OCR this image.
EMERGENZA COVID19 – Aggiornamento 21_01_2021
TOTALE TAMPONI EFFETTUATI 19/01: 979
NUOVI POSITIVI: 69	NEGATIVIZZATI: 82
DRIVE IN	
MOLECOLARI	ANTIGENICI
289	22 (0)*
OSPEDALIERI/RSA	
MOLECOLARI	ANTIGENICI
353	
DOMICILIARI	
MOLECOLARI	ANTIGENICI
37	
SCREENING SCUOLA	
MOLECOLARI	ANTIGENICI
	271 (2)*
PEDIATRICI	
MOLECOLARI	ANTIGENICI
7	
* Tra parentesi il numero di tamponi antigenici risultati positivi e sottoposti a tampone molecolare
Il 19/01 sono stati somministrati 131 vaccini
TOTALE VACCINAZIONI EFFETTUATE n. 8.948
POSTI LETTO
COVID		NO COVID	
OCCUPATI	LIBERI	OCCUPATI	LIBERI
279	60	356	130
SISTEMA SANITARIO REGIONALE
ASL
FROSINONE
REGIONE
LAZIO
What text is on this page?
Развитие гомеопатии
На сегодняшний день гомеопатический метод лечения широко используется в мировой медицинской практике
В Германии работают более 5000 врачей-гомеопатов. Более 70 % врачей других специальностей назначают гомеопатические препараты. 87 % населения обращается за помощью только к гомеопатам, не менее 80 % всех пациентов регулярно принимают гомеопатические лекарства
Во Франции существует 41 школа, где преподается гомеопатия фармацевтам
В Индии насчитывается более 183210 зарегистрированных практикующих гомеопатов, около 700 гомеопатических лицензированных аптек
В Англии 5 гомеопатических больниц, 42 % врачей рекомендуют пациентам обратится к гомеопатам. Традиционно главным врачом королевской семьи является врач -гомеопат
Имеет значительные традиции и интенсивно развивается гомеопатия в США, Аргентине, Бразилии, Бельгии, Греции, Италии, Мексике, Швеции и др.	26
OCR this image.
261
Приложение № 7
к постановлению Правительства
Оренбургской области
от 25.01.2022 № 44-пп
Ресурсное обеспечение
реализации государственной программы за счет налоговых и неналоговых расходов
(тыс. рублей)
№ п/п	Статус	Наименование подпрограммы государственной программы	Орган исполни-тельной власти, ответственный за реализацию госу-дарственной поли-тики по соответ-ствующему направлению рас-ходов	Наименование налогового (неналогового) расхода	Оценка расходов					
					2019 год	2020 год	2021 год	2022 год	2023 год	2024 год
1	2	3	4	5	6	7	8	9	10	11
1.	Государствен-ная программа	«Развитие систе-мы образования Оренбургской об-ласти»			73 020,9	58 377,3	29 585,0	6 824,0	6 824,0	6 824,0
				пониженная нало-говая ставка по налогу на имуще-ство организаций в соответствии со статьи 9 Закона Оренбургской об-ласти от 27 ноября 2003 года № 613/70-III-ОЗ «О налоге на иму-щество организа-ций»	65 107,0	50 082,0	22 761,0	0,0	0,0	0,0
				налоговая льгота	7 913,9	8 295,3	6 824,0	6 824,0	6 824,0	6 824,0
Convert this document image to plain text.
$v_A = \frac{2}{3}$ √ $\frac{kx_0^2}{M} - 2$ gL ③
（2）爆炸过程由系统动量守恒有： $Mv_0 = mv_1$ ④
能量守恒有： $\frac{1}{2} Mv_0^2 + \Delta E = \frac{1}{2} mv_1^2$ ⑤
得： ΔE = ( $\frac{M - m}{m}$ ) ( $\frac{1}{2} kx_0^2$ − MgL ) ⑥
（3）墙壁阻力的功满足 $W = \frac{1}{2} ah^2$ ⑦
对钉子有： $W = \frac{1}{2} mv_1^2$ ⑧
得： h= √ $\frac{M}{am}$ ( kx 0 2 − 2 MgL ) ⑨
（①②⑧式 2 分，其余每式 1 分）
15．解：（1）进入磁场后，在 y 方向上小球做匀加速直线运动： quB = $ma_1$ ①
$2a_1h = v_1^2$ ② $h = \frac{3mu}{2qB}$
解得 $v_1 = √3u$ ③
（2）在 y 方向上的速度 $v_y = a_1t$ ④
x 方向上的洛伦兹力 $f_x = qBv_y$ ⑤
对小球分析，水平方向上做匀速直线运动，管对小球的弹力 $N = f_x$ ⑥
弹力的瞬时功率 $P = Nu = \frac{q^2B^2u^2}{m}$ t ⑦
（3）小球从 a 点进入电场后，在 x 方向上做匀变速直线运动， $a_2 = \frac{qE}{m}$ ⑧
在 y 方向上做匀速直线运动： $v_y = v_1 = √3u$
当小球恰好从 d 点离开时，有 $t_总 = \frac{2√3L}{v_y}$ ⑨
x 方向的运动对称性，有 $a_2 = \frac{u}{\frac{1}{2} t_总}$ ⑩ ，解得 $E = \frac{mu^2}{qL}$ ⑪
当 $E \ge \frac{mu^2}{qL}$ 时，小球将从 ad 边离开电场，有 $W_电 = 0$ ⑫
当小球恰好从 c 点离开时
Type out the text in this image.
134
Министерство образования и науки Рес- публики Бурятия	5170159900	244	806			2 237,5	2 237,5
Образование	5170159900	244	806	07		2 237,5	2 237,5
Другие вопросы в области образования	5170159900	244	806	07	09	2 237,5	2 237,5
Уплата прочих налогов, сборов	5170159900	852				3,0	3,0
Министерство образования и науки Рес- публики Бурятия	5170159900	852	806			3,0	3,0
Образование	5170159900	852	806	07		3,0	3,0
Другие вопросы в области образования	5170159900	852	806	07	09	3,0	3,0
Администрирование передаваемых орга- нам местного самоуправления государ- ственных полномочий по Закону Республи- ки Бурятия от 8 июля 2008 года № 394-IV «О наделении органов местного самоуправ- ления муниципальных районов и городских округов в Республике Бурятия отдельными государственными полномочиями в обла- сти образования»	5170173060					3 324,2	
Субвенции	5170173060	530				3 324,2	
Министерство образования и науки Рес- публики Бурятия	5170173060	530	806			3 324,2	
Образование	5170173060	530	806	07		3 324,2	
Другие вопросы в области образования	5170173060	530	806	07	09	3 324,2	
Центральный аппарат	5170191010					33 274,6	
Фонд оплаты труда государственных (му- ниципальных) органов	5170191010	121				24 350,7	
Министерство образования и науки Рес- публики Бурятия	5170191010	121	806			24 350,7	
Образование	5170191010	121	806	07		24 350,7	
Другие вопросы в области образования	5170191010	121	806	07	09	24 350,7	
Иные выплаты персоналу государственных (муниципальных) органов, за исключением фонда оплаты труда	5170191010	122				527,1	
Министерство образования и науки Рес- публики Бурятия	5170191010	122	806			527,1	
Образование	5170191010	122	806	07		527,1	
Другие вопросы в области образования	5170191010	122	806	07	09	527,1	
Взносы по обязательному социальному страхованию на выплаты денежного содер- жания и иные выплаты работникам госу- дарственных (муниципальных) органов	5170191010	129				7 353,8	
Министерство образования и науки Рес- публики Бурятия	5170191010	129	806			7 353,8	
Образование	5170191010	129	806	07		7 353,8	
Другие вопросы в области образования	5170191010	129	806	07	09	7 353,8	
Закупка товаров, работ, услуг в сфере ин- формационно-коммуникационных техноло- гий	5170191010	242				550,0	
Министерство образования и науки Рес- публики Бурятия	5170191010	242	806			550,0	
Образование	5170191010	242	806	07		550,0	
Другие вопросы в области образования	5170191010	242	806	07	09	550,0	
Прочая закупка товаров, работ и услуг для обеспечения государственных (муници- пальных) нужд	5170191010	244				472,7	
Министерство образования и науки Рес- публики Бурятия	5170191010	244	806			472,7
===============
The task:
Report how many lines of the listing above include the word "当小球恰好从". Say nothing but the number.

Final answer:
2